**TEXT:**
------------------------------
When using a network filesystem (NFS, EFS) for shared storage, you must set ELECTRIC_SHAPE_DB_EXCLUSIVE_MODE=true. This configures SQLite to use a single read-write connection, preventing corruption from concurrent access — SQLite's default WAL mode relies on shared-memory locking that does not work correctly on network filesystems. For local shared volumes (e.g., a K8s PVC backed by local SSD), this setting is not strictly required but is recommended as a safe default. It is included in all shared-storage examples below.

Docker Compose example

This example demonstrates the shared-storage setup. In practice, your orchestrator handles starting and stopping instances during an upgrade.

yaml
services:
  electric:
    image: electricsql/electric:0.9  # pin to a specific version
    environment:
      DATABASE_URL: ${DATABASE_URL}
      ELECTRIC_STORAGE_DIR: /var/lib/electric/data
      ELECTRIC_SHAPE_DB_EXCLUSIVE_MODE: "true"
      ELECTRIC_SECRET: ${ELECTRIC_SECRET}
    volumes:
      - electric_data:/var/lib/electric/data
    healthcheck:
      test: ["CMD", "curl", "-sf", "http://localhost:3000/v1/health"]
      interval: 10s
      timeout: 2s
      retries: 3
    # ...ports, networks, etc.

volumes:
  electric_data:

Simulating a rolling deploy

To test the lock handover locally, start a second container pointing at the same volume, then stop the first. Note that docker compose --scale requires removing static port mappings or using a port range to avoid conflicts.

Kubernetes example

yaml
apiVersion: apps/v1
kind: Deployment
metadata:
  name: electric
spec:
  replicas: 1
  strategy:
    type: RollingUpdate
    rollingUpdate:
      maxSurge: 1
      maxUnavailable: 0
  template:
    # ...labels, selectors
    spec:
      terminationGracePeriodSeconds: 60
      containers:
        - name: electric
          image: electricsql/electric:0.9  # pin to a specific version
          env:
            - name: DATABASE_URL
              valueFrom:
                secretKeyRef:
                  name: electric-secrets
                  key: database-url
            - name: ELECTRIC_STORAGE_DIR
              value: "/var/lib/electric/data"
------------------------------
**WORK INSTRUCTIONS:**
1 - Reproduce the shared-storage deployment notes word for word, starting with "When using a" and going on through "during an upgrade.".
2 - Continue the shared-storage deployment notes from the point where they stop, picking up right after the final line shown.

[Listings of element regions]
------------------------------
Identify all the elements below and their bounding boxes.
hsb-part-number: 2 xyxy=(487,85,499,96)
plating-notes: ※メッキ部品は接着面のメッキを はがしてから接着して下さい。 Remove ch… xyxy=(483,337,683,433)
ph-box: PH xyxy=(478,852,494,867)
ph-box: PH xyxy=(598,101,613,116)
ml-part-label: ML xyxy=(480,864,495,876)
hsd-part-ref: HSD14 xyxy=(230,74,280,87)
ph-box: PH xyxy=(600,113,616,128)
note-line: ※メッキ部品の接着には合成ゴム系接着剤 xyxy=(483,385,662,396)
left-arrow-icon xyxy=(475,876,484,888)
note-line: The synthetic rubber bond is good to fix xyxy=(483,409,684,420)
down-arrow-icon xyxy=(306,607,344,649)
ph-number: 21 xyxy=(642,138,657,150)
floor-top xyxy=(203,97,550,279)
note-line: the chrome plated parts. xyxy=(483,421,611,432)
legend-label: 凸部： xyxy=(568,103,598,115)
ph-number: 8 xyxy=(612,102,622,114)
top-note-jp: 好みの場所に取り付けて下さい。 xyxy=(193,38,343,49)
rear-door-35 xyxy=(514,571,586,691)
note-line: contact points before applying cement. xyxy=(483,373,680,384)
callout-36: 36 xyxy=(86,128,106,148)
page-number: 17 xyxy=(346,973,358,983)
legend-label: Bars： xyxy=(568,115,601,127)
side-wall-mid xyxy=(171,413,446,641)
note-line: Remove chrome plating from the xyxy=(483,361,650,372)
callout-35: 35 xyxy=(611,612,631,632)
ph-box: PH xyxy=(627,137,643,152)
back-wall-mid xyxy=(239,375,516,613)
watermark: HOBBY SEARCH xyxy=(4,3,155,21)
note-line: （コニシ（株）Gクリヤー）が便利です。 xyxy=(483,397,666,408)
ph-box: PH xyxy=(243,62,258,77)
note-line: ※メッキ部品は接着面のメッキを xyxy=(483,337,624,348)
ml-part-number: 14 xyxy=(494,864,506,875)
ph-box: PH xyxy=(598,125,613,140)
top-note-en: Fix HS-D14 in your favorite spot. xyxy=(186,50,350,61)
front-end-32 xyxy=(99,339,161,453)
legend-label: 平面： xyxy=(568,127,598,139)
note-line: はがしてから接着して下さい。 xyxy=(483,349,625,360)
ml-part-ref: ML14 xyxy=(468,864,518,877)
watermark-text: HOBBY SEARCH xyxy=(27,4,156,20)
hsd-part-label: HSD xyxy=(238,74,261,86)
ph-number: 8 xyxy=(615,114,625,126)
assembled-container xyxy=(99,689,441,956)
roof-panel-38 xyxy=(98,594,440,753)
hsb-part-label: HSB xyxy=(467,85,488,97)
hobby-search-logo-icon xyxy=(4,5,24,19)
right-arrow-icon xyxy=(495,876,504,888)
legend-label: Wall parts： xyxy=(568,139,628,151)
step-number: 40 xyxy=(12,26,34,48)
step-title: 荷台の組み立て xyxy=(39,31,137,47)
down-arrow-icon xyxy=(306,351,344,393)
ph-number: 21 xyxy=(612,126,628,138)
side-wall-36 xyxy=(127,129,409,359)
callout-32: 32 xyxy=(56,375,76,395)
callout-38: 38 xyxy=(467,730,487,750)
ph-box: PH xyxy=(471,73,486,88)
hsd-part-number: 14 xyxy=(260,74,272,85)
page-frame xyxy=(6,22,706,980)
------------------------------
**OUTPUTS:**
1 -
When using a network filesystem (NFS, EFS) for shared storage, you must set ELECTRIC_SHAPE_DB_EXCLUSIVE_MODE=true. This configures SQLite to use a single read-write connection, preventing corruption from concurrent access — SQLite's default WAL mode relies on shared-memory locking that does not work correctly on network filesystems. For local shared volumes (e.g., a K8s PVC backed by local SSD), this setting is not strictly required but is recommended as a safe default. It is included in all shared-storage examples below.

Docker Compose example

This example demonstrates the shared-storage setup. In practice, your orchestrator handles starting and stopping instances during an upgrade.

2 -
            - name: ELECTRIC_SHAPE_DB_EXCLUSIVE_MODE
              value: "true"
            - name: ELECTRIC_SECRET
              valueFrom:
                secretKeyRef:
                  name: electric-secrets
                  key: electric-secret
          volumeMounts:
            - name: electric-storage
              mountPath: /var/lib/electric/data
          resources:
            requests:
              cpu: "500m"
              memory: "512Mi"
            # ...limits
          livenessProbe:
            httpGet:
              path: /v1/health
              port: 3000
            initialDelaySeconds: 10
            periodSeconds: 10
            timeoutSeconds: 2
            failureThreshold: 6
          readinessProbe:
            httpGet:
              path: /v1/health
              port: 3000
            initialDelaySeconds: 5
            periodSeconds: 10
            timeoutSeconds: 2
            failureThreshold: 3
      volumes:
        - name: electric-storage
          persistentVolumeClaim:
            claimName: electric-shared-pvc
---
apiVersion: v1
kind: PersistentVolumeClaim
metadata:
  name: electric-shared-pvc
spec:
  accessModes:
    - ReadWriteMany
  # storageClassName: efs-sc  # use a storage class that supports RWX
  resources:
    requests:
      storage: 10Gi

With maxSurge: 1 and maxUnavailable: 0, Kubernetes will:

  1. Start a new pod alongside the existing one
  2. The new pod enters read-only mode (202 "waiting") and passes the readiness probe (any 2xx)
  3. Kubernetes terminates the old pod
  4. The old pod shuts down, releasing the advisory lock
  5. The new pod acquires the lock and becomes fully active (200)

AWS ECS example

This example uses EC2 launch type with a host bind mount for shared storage. Both old and new tasks share the same directory on the EC2 host.

Same-host placement

ECS does not guarantee that the new task lands on the same host as the old one. To ensure both tasks share the same host volume, your ECS cluster must have exactly one EC2 instance matching your placement constraint, or use a custom instance attribute to pin tasks to a specific host.

json
{
  "family": "electric",
  "networkMode": "awsvpc",
  "cpu": "1024",
  "memory": "2048",
  "executionRoleArn": "arn:aws:iam::...:role/ecsTaskExecutionRole",
  "containerDefinitions": [
    {
      "name": "electric",
      "image": "electricsql/electric:0.9",
      "portMappings": [
        { "containerPort": 3000, "protocol": "tcp" }
      ],
      "environment": [
        { "name": "ELECTRIC_STORAGE_DIR", "value": "/var/lib/electric/data" },
        { "name": "ELECTRIC_SHAPE_DB_EXCLUSIVE_MODE", "value": "true" }
      ],
      "secrets": [
        {
          "name": "DATABASE_URL",
          "valueFrom": "arn:aws:secretsmanager:..."
        },
        {
          "name": "ELECTRIC_SECRET",
          "valueFrom": "arn:aws:secretsmanager:..."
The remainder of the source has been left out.